Collected data entries:
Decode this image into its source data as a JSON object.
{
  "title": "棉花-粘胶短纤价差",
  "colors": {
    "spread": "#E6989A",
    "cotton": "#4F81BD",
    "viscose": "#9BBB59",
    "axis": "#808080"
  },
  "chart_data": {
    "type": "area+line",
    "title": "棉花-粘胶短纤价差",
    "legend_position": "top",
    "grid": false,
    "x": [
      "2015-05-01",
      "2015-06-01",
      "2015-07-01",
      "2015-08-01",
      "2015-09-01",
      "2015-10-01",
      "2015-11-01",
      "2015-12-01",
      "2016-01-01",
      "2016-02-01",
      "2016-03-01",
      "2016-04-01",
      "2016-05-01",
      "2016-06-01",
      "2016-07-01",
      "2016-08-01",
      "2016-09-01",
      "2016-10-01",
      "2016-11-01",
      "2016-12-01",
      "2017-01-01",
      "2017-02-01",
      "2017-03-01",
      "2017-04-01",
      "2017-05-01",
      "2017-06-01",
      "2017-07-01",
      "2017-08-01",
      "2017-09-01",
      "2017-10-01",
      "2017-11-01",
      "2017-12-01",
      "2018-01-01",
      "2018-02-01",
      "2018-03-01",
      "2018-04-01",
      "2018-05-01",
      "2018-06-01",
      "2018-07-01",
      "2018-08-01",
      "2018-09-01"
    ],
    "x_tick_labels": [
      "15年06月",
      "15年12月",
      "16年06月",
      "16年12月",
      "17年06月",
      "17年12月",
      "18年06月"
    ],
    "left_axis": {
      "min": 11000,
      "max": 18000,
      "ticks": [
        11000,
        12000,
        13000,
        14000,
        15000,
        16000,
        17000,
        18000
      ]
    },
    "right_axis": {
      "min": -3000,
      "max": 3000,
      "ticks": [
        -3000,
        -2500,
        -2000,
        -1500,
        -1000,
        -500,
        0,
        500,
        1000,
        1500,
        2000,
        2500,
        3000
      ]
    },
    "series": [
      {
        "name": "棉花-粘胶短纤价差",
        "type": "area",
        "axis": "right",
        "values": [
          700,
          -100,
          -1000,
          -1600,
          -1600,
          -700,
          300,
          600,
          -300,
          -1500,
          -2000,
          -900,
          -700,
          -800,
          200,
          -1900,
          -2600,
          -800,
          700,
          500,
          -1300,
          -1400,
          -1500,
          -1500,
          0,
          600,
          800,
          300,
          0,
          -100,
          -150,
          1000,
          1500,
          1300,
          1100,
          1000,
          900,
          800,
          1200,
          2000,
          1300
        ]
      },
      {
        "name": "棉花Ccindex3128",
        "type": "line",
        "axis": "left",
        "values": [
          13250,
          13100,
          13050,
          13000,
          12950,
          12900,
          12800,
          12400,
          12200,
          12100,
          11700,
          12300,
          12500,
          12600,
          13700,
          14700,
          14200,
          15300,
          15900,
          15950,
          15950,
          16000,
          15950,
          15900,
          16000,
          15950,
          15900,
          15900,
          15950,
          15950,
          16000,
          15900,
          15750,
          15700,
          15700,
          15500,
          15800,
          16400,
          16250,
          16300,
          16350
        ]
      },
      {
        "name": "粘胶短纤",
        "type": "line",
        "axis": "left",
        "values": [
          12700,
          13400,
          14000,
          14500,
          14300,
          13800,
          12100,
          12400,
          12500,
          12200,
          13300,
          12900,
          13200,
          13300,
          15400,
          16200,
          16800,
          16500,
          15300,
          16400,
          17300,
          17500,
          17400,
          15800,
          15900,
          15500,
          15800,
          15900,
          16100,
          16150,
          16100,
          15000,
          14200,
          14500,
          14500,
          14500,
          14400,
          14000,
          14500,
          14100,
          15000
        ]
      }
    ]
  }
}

» **WHAT NEEDS TO BE DONE**:
Return the listing above word for word.

» **OUTPUT OF THE TASK**:
Decode this image into its source data as a JSON object.
{
  "title": "棉花-粘胶短纤价差",
  "colors": {
    "spread": "#E6989A",
    "cotton": "#4F81BD",
    "viscose": "#9BBB59",
    "axis": "#808080"
  },
  "chart_data": {
    "type": "area+line",
    "title": "棉花-粘胶短纤价差",
    "legend_position": "top",
    "grid": false,
    "x": [
      "2015-05-01",
      "2015-06-01",
      "2015-07-01",
      "2015-08-01",
      "2015-09-01",
      "2015-10-01",
      "2015-11-01",
      "2015-12-01",
      "2016-01-01",
      "2016-02-01",
      "2016-03-01",
      "2016-04-01",
      "2016-05-01",
      "2016-06-01",
      "2016-07-01",
      "2016-08-01",
      "2016-09-01",
      "2016-10-01",
      "2016-11-01",
      "2016-12-01",
      "2017-01-01",
      "2017-02-01",
      "2017-03-01",
      "2017-04-01",
      "2017-05-01",
      "2017-06-01",
      "2017-07-01",
      "2017-08-01",
      "2017-09-01",
      "2017-10-01",
      "2017-11-01",
      "2017-12-01",
      "2018-01-01",
      "2018-02-01",
      "2018-03-01",
      "2018-04-01",
      "2018-05-01",
      "2018-06-01",
      "2018-07-01",
      "2018-08-01",
      "2018-09-01"
    ],
    "x_tick_labels": [
      "15年06月",
      "15年12月",
      "16年06月",
      "16年12月",
      "17年06月",
      "17年12月",
      "18年06月"
    ],
    "left_axis": {
      "min": 11000,
      "max": 18000,
      "ticks": [
        11000,
        12000,
        13000,
        14000,
        15000,
        16000,
        17000,
        18000
      ]
    },
    "right_axis": {
      "min": -3000,
      "max": 3000,
      "ticks": [
        -3000,
        -2500,
        -2000,
        -1500,
        -1000,
        -500,
        0,
        500,
        1000,
        1500,
        2000,
        2500,
        3000
      ]
    },
    "series": [
      {
        "name": "棉花-粘胶短纤价差",
        "type": "area",
        "axis": "right",
        "values": [
          700,
          -100,
          -1000,
          -1600,
          -1600,
          -700,
          300,
          600,
          -300,
          -1500,
          -2000,
          -900,
          -700,
          -800,
          200,
          -1900,
          -2600,
          -800,
          700,
          500,
          -1300,
          -1400,
          -1500,
          -1500,
          0,
          600,
          800,
          300,
          0,
          -100,
          -150,
          1000,
          1500,
          1300,
          1100,
          1000,
          900,
          800,
          1200,
          2000,
          1300
        ]
      },
      {
        "name": "棉花Ccindex3128",
        "type": "line",
        "axis": "left",
        "values": [
          13250,
          13100,
          13050,
          13000,
          12950,
          12900,
          12800,
          12400,
          12200,
          12100,
          11700,
          12300,
          12500,
          12600,
          13700,
          14700,
          14200,
          15300,
          15900,
          15950,
          15950,
          16000,
          15950,
          15900,
          16000,
          15950,
          15900,
          15900,
          15950,
          15950,
          16000,
          15900,
          15750,
          15700,
          15700,
          15500,
          15800,
          16400,
          16250,
          16300,
          16350
        ]
      },
      {
        "name": "粘胶短纤",
        "type": "line",
        "axis": "left",
        "values": [
          12700,
          13400,
          14000,
          14500,
          14300,
          13800,
          12100,
          12400,
          12500,
          12200,
          13300,
          12900,
          13200,
          13300,
          15400,
          16200,
          16800,
          16500,
          15300,
          16400,
          17300,
          17500,
          17400,
          15800,
          15900,
          15500,
          15800,
          15900,
          16100,
          16150,
          16100,
          15000,
          14200,
          14500,
          14500,
          14500,
          14400,
          14000,
          14500,
          14100,
          15000
        ]
      }
    ]
  }
}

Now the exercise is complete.